## Task brief
Filter the listing and keep only the lines with the word "NVDA".
+ + + + +
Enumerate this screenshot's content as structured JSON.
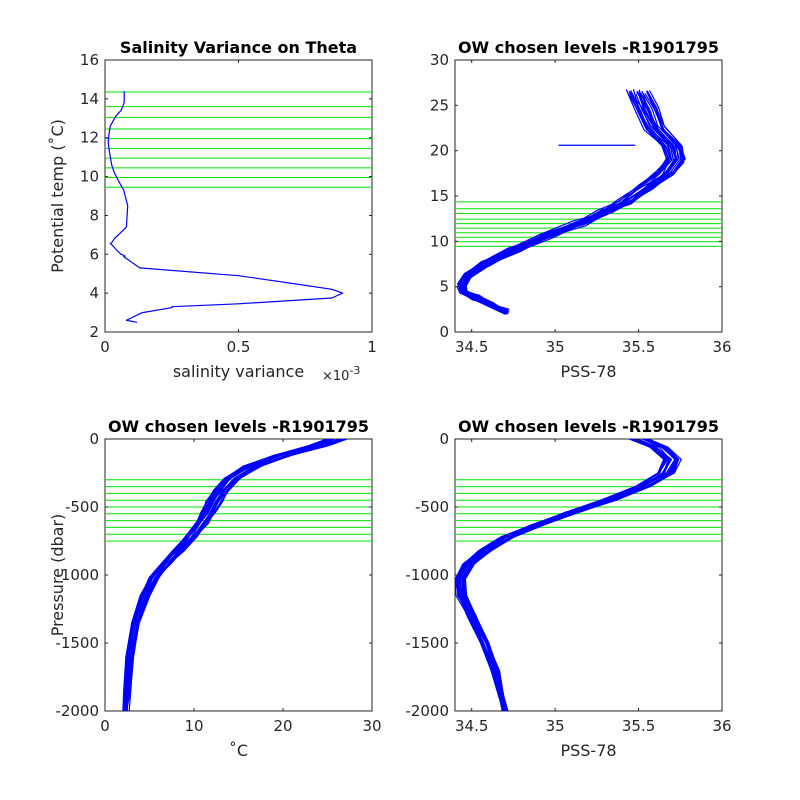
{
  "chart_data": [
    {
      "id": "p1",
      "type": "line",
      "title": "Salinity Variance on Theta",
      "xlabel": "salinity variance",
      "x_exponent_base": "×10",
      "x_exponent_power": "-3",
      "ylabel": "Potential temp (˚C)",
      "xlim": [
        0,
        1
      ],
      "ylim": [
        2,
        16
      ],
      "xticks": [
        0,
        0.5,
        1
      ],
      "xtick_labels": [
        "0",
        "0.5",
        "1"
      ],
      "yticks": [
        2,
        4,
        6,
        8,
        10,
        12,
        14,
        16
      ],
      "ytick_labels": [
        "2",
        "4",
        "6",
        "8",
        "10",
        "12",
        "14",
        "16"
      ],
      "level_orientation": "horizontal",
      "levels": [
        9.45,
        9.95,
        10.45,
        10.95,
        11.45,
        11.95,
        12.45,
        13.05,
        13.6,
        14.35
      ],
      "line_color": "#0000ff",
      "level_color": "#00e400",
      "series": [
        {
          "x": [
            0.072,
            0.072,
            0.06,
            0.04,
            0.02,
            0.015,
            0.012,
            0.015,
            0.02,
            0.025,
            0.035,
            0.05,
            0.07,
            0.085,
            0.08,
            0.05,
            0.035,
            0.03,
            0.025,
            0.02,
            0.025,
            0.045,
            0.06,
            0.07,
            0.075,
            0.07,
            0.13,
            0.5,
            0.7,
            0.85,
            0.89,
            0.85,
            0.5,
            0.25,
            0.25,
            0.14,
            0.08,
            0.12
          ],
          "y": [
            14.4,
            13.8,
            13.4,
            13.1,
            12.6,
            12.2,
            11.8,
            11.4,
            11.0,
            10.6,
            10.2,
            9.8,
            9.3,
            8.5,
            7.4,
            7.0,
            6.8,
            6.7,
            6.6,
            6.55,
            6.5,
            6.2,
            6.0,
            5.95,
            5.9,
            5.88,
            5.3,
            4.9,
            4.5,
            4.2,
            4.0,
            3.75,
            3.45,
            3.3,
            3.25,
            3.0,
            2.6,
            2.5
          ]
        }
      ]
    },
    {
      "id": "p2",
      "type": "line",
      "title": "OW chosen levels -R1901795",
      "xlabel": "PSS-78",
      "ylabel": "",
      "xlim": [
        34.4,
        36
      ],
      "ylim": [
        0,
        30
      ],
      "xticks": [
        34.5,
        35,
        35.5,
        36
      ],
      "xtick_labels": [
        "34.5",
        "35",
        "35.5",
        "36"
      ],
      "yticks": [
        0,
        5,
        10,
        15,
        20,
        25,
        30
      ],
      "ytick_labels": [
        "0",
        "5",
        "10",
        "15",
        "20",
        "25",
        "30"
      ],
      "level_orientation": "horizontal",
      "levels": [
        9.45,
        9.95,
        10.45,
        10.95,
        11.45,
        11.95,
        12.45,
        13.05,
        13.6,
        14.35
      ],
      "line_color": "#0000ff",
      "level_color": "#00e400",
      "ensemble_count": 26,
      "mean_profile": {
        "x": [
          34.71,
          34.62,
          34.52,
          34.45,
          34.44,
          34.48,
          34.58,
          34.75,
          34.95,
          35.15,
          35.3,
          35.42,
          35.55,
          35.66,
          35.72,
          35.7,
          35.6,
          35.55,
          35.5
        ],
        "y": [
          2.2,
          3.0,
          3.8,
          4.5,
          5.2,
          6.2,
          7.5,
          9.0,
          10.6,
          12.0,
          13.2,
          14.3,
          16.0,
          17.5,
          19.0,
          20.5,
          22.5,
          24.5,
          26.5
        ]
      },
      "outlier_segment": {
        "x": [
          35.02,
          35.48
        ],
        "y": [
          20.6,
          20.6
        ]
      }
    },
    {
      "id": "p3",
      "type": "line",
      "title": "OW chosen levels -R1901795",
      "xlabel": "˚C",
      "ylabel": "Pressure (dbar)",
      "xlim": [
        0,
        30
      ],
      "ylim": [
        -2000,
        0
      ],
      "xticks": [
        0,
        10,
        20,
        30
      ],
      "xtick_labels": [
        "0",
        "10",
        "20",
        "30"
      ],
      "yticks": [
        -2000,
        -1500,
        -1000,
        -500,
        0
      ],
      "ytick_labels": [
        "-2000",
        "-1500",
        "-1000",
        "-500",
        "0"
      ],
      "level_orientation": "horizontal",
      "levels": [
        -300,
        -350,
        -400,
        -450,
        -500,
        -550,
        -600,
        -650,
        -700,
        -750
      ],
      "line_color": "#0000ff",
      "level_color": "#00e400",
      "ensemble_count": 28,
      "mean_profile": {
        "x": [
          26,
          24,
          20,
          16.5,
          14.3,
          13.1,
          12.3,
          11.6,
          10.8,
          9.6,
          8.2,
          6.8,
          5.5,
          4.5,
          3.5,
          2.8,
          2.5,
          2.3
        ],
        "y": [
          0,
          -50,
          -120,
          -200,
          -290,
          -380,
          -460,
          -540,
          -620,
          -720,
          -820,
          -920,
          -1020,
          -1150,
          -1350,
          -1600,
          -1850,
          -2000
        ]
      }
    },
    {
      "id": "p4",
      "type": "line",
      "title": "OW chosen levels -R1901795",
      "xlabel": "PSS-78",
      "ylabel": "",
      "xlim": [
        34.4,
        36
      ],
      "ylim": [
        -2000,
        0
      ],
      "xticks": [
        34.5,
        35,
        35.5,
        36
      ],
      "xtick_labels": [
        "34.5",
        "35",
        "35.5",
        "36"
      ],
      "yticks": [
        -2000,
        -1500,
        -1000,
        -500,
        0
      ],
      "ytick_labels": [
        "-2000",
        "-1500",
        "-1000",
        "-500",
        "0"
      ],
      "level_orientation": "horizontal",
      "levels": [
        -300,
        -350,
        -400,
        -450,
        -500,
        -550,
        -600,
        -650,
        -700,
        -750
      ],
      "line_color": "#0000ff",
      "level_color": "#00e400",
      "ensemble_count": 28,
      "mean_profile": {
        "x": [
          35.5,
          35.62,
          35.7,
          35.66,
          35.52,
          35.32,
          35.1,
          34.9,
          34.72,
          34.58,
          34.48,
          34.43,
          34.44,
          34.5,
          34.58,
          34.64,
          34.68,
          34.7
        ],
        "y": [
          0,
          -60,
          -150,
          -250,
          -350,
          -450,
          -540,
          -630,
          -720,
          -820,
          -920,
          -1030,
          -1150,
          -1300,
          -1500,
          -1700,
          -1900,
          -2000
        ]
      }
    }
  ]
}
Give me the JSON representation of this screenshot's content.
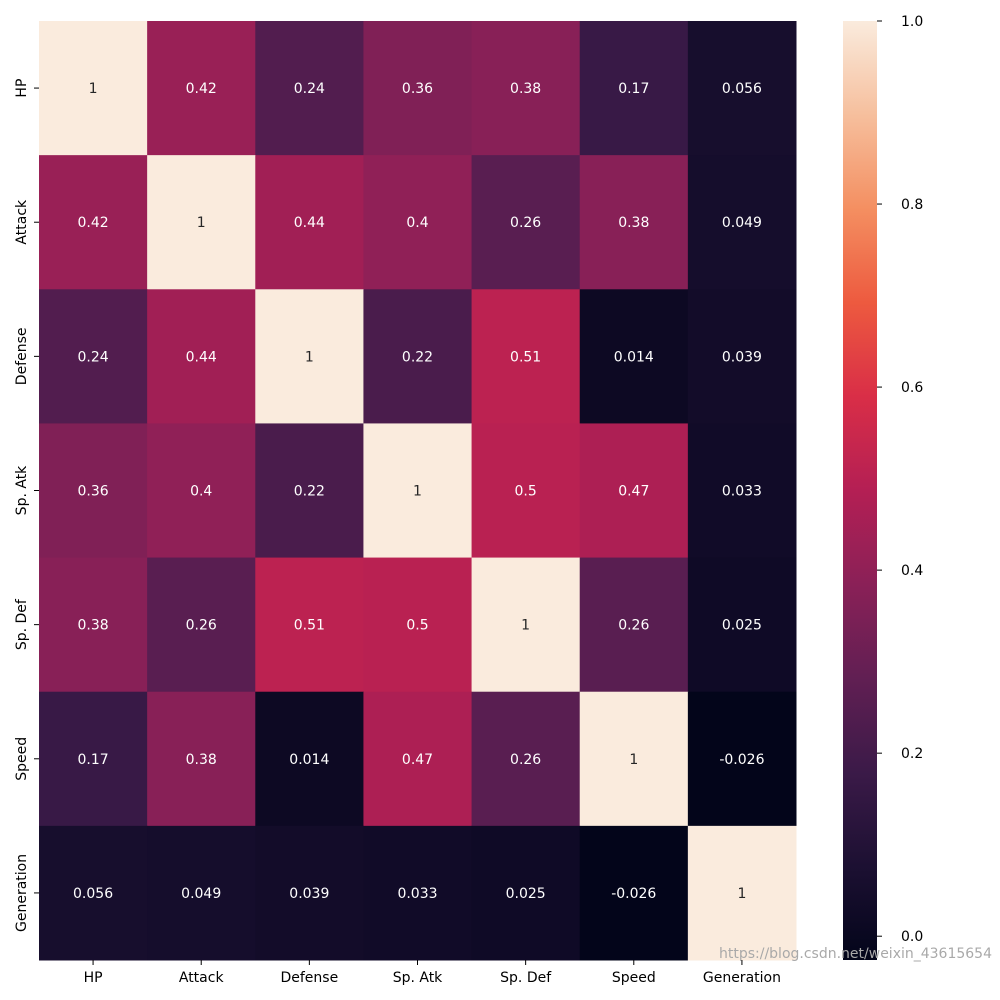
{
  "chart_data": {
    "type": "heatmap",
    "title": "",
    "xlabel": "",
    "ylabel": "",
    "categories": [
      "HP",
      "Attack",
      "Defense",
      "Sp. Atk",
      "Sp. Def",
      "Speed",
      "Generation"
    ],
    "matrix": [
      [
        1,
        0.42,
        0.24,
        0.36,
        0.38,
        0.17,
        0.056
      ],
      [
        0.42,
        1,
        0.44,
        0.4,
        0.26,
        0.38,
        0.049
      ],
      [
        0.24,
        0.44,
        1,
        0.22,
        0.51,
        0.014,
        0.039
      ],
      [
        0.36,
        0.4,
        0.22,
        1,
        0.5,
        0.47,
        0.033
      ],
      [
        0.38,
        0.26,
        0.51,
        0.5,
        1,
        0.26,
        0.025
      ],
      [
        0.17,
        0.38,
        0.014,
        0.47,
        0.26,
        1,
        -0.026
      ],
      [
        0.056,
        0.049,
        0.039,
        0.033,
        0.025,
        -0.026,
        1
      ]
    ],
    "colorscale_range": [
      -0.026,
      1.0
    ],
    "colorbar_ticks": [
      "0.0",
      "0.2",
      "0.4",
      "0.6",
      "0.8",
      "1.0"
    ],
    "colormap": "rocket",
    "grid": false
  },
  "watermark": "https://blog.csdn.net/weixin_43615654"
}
+ + + + +
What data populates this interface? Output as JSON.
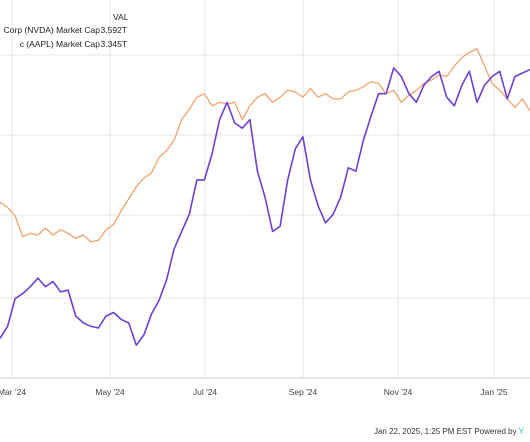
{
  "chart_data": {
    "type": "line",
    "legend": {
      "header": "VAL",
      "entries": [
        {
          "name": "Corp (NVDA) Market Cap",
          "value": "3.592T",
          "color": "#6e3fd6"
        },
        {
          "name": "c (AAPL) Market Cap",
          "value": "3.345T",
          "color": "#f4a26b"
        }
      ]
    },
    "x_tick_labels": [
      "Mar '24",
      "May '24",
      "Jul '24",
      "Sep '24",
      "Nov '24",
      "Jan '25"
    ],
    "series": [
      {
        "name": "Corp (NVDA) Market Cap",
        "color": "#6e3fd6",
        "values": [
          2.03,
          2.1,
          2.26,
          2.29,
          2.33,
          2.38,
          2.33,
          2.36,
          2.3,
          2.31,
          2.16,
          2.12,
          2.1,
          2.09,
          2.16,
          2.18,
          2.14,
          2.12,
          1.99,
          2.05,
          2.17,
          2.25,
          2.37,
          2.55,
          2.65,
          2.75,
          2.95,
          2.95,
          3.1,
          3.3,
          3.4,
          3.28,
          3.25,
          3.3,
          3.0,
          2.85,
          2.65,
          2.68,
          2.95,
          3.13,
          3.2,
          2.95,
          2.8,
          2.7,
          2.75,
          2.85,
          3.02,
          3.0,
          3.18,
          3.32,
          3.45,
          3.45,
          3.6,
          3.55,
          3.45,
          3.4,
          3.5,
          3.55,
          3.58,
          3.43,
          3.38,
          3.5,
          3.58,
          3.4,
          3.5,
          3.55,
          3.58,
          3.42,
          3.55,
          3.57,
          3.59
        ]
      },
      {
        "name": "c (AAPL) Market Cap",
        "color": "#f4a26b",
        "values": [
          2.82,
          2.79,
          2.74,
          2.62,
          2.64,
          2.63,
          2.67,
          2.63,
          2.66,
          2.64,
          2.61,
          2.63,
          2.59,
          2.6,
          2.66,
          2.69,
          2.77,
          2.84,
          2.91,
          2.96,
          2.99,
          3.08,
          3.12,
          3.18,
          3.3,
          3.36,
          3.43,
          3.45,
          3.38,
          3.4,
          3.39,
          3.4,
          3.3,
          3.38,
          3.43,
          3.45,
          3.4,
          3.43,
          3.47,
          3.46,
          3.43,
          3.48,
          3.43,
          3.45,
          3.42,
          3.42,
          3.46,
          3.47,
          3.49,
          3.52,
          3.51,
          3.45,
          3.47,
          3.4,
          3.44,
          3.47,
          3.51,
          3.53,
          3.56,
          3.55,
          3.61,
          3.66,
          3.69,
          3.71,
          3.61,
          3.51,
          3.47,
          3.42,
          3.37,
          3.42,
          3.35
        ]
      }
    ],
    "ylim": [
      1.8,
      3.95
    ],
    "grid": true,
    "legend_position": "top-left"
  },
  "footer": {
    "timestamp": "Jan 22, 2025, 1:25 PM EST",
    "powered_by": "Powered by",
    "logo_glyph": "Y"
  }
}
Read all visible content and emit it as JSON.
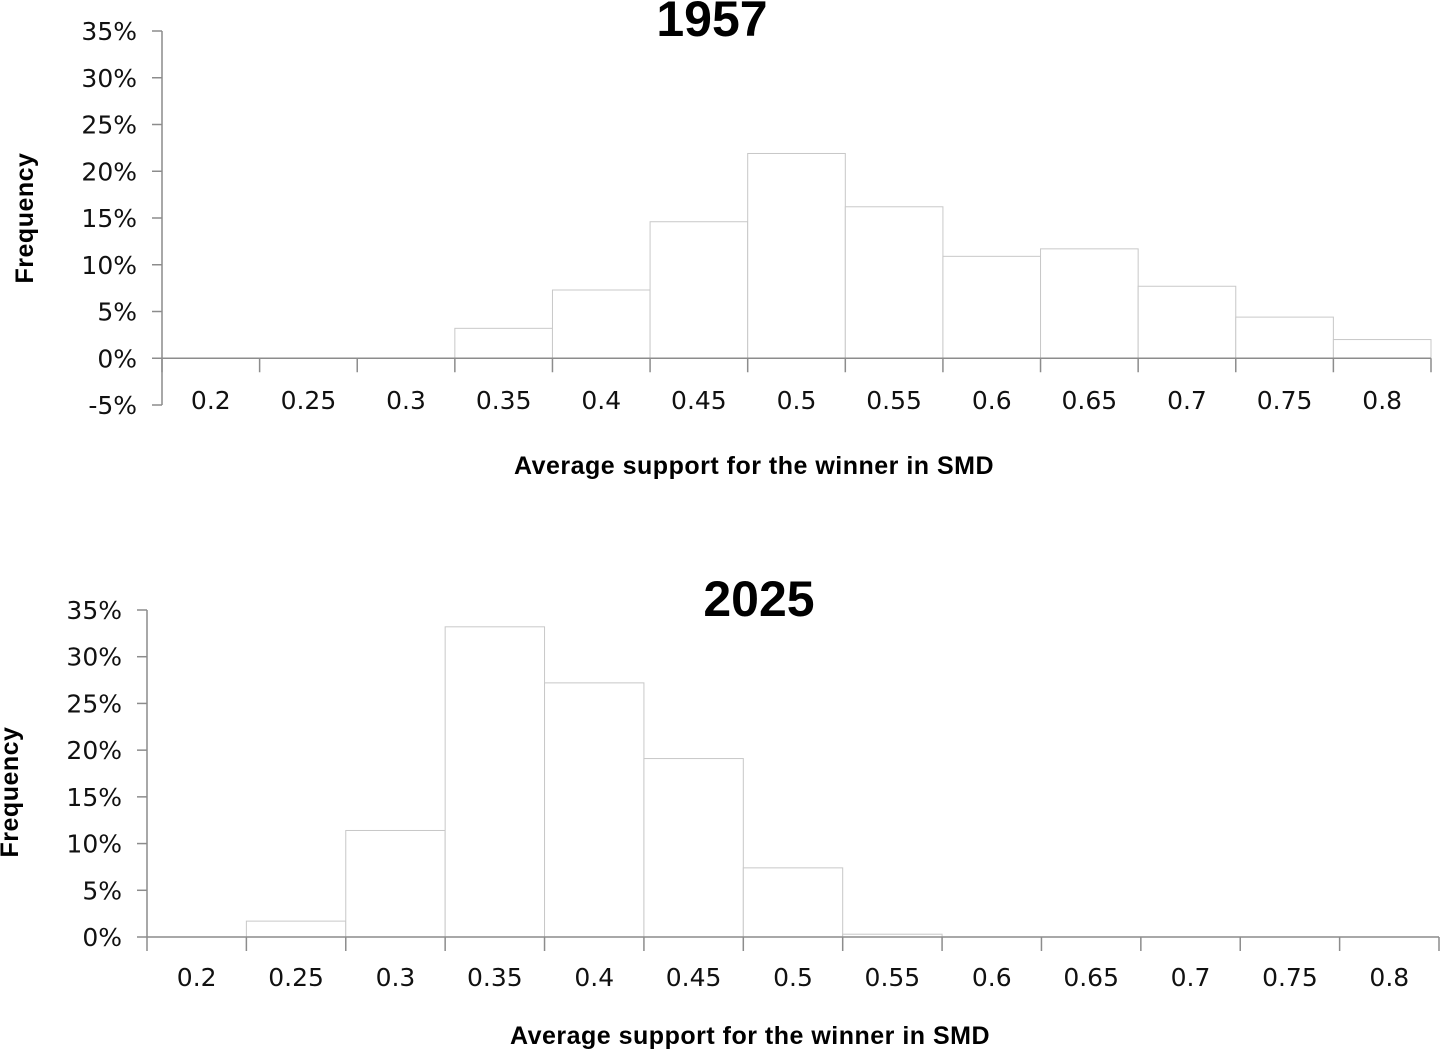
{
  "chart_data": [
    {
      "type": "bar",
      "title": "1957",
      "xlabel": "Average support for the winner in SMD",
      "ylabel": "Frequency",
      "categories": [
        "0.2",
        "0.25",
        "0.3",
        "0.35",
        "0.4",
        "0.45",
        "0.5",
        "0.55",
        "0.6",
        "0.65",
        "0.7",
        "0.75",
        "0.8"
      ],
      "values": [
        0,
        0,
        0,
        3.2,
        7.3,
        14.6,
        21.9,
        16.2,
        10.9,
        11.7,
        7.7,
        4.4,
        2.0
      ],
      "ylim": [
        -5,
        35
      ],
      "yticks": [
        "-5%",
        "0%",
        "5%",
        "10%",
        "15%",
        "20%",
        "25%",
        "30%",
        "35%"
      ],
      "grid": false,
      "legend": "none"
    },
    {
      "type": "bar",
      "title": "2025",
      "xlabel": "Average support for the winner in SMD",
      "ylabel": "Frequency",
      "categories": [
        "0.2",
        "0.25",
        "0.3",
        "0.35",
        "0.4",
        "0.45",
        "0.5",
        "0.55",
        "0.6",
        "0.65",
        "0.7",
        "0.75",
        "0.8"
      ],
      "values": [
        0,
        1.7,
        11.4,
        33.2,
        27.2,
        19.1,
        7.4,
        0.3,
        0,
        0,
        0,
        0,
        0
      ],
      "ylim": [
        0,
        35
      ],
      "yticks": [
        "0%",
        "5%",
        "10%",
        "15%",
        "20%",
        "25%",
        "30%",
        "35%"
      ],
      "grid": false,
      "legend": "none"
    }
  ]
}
+ + + + +
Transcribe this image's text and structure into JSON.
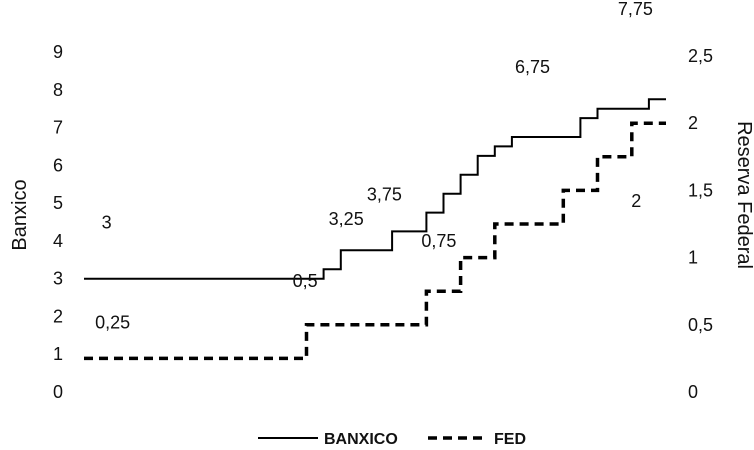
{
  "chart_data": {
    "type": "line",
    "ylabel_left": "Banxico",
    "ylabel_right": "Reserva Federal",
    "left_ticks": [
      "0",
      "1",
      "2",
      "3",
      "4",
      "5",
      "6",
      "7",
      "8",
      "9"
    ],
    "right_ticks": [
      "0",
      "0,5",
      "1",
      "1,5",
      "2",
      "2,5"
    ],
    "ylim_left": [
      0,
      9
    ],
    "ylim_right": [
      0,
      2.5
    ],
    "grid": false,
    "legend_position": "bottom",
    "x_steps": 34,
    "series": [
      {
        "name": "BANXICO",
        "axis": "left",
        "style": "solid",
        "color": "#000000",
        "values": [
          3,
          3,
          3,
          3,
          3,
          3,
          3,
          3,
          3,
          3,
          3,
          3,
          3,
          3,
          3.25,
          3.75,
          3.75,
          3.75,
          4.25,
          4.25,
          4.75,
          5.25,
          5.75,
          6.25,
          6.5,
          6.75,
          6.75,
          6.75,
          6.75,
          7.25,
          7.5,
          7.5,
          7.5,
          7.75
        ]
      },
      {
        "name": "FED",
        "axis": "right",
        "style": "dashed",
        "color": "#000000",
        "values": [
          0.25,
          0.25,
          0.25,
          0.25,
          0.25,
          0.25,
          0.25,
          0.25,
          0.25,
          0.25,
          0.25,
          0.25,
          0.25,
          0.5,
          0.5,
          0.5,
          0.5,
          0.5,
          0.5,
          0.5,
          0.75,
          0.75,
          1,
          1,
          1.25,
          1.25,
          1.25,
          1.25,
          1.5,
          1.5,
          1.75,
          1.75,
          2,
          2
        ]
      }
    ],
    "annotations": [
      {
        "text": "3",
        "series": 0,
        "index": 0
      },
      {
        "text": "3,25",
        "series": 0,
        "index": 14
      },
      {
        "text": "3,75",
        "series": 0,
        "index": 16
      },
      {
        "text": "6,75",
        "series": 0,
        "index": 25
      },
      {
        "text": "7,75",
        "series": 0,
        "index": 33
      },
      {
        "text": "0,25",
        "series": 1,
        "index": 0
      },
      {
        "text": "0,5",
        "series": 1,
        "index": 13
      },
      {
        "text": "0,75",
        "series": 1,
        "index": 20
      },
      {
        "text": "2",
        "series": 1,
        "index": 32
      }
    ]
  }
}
+ + + + +
## Complete output
          "name": "Corp (NVDA) Market Cap",
        "name": "Corp (NVDA) Market Cap",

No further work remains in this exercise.